■ Goal
Lines that contain "title" are to be counted; give only their number.

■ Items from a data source
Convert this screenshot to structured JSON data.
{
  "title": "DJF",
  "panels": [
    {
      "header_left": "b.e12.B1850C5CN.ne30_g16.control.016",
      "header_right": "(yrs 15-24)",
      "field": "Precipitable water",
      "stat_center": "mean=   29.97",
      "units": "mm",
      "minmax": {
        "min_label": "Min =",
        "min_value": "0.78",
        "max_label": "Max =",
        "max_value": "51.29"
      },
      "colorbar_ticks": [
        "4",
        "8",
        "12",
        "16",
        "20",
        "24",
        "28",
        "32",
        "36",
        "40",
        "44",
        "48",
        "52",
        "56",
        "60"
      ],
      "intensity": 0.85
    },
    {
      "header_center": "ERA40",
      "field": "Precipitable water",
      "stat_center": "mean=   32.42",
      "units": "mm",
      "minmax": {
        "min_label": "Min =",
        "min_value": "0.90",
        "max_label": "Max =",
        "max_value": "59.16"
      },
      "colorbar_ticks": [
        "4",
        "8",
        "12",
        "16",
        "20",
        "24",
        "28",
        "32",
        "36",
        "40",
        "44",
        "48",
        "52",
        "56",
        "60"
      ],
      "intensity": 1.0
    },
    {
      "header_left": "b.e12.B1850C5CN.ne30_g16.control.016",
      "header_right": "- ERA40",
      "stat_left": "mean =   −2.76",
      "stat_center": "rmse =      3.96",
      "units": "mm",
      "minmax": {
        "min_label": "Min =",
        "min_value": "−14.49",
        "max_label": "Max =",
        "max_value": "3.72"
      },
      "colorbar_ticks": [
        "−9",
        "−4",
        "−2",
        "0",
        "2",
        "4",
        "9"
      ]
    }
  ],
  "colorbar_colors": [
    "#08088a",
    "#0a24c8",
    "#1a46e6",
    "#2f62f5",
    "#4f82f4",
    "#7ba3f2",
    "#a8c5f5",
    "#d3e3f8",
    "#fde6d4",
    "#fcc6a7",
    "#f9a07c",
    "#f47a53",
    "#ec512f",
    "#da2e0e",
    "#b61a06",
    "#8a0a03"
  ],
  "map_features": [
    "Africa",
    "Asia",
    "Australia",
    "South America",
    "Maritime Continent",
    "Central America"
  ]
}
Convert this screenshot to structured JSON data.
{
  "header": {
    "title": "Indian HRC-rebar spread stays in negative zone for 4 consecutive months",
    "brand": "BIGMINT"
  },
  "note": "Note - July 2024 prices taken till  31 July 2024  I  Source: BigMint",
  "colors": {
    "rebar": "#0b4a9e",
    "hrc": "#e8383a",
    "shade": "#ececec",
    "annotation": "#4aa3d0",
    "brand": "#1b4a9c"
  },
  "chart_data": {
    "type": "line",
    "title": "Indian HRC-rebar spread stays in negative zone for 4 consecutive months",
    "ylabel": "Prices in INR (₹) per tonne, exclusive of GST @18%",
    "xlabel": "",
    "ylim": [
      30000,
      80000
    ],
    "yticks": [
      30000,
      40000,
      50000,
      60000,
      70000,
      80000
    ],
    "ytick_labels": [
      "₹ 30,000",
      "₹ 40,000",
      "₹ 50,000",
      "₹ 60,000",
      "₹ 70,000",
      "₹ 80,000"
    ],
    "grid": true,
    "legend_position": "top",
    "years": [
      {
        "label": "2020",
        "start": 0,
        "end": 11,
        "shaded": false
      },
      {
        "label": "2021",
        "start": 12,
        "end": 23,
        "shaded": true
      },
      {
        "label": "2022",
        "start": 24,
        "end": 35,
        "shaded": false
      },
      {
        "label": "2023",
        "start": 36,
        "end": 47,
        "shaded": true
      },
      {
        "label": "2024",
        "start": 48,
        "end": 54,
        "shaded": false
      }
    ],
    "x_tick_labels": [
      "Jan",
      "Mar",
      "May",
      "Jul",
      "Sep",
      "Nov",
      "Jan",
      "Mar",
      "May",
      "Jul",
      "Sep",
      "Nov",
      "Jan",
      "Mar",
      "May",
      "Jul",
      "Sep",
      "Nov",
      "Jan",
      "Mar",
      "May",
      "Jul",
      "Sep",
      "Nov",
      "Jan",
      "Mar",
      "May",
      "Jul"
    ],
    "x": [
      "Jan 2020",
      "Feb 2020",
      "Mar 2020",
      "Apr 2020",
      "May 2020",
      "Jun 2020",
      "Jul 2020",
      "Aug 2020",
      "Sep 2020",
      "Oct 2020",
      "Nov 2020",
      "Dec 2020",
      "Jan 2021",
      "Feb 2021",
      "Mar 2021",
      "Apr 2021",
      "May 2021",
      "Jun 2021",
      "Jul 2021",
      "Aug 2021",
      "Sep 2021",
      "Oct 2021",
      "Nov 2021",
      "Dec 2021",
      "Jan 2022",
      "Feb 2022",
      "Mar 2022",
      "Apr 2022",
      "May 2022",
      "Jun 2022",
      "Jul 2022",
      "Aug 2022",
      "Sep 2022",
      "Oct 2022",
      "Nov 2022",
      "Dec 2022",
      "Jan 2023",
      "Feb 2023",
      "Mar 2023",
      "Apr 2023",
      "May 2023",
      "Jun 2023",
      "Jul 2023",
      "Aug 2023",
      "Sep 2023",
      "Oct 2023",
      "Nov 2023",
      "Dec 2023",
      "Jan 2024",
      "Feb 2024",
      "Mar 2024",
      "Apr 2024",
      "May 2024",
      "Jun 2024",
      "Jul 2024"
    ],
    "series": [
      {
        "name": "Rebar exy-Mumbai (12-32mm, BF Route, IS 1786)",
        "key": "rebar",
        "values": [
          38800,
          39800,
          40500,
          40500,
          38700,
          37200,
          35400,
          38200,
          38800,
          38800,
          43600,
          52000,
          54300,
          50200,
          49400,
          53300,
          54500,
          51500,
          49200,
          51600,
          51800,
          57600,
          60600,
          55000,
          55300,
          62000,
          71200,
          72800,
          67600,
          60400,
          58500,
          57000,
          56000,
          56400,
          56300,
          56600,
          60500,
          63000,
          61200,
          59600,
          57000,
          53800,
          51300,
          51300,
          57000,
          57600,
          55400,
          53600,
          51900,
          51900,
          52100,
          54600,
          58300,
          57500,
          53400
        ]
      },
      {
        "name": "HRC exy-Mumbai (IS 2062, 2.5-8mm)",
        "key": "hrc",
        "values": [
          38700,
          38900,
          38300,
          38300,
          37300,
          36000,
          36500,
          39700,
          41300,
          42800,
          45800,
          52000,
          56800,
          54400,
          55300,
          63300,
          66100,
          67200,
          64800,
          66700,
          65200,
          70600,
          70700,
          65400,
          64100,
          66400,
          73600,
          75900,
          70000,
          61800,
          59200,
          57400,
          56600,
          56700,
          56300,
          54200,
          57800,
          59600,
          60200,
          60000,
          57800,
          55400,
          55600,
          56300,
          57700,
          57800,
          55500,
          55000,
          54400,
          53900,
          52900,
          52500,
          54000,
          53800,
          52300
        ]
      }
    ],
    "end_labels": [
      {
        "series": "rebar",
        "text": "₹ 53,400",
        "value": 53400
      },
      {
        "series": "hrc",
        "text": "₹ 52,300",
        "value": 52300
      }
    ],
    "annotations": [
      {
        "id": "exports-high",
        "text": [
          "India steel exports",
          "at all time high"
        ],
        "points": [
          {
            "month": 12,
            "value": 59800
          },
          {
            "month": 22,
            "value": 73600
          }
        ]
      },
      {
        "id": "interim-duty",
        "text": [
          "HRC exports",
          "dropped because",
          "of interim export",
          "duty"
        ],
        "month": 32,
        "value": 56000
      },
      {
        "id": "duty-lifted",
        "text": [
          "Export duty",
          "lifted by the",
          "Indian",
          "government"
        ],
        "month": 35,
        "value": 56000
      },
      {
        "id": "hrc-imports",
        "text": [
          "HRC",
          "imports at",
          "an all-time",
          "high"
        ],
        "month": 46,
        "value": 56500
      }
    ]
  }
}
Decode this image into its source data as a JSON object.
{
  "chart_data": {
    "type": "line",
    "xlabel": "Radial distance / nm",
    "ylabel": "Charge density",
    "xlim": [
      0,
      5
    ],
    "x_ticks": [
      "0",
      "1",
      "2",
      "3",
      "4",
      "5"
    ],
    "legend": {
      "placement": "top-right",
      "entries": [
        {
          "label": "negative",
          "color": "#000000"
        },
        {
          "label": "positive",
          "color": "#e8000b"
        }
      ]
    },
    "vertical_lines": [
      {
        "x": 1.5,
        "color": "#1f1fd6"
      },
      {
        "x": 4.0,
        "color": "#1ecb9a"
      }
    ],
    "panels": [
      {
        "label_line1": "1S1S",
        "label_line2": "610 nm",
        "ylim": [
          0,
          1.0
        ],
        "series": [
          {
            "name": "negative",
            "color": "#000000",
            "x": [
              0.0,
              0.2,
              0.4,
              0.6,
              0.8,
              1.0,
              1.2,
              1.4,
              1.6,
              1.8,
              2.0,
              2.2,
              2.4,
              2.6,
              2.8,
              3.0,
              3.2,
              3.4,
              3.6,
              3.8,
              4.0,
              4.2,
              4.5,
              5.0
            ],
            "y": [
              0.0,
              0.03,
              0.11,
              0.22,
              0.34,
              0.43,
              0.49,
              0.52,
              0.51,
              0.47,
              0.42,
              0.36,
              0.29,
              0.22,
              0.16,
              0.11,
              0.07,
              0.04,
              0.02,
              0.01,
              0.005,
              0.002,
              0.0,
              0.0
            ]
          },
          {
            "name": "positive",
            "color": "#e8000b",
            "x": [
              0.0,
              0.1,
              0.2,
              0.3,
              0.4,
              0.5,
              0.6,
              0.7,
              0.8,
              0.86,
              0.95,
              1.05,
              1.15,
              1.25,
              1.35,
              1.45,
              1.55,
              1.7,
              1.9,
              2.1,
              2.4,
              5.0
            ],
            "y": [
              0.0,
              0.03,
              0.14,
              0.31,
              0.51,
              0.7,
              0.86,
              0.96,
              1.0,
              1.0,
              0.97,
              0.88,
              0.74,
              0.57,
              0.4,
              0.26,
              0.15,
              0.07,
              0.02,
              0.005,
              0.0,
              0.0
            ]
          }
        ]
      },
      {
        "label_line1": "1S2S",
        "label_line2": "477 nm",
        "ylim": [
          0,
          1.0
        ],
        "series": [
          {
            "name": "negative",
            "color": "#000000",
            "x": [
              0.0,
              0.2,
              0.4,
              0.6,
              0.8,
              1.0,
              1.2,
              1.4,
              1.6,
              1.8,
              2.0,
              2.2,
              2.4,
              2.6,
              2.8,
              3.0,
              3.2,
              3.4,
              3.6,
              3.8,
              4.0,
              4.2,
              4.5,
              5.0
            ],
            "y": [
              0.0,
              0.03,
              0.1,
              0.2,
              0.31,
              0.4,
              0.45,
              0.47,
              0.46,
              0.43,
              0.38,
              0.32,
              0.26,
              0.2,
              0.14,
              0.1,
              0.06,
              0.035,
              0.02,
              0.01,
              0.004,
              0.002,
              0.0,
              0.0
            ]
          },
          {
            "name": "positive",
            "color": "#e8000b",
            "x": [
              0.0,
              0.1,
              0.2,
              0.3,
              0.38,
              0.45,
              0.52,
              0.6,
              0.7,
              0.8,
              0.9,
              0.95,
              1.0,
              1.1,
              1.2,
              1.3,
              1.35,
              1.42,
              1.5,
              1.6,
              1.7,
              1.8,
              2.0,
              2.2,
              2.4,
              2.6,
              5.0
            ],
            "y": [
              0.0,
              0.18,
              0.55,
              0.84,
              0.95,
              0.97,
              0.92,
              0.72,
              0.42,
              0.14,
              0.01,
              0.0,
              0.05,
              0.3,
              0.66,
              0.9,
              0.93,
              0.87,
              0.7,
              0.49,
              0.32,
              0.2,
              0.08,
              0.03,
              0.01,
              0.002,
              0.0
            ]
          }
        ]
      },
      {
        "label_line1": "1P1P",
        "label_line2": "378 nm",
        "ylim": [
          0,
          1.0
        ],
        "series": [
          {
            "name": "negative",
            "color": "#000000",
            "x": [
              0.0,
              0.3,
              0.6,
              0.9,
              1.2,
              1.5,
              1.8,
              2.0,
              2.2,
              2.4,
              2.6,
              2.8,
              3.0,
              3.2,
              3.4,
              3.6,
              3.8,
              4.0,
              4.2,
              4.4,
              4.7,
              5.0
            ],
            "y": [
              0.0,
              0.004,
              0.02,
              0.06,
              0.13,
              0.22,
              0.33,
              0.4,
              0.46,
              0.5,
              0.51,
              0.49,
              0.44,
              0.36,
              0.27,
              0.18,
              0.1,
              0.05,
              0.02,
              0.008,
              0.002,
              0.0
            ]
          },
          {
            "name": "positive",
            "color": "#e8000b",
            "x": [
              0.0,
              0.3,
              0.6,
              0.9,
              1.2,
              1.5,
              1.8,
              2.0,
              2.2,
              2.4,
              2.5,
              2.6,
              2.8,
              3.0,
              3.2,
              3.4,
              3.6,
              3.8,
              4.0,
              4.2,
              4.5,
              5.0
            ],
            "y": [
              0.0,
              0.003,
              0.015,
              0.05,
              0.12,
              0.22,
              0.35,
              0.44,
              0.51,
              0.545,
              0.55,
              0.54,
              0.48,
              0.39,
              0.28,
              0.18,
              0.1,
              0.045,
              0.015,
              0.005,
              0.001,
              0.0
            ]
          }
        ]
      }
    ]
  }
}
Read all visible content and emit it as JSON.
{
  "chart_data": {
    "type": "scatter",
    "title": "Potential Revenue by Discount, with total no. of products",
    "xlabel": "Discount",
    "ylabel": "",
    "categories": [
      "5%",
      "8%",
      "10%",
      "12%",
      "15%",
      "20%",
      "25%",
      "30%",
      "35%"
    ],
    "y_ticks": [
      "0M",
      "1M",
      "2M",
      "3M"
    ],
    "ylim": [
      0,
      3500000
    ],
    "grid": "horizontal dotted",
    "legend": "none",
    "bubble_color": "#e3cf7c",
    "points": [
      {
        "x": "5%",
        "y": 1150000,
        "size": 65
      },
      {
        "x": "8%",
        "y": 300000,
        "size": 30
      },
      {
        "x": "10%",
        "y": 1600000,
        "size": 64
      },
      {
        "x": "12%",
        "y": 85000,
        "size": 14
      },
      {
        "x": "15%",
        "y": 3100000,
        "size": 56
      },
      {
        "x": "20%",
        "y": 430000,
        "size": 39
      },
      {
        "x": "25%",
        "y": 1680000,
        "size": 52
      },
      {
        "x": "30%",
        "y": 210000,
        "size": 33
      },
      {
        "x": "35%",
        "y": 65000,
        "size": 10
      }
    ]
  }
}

■ Solution for this problem
4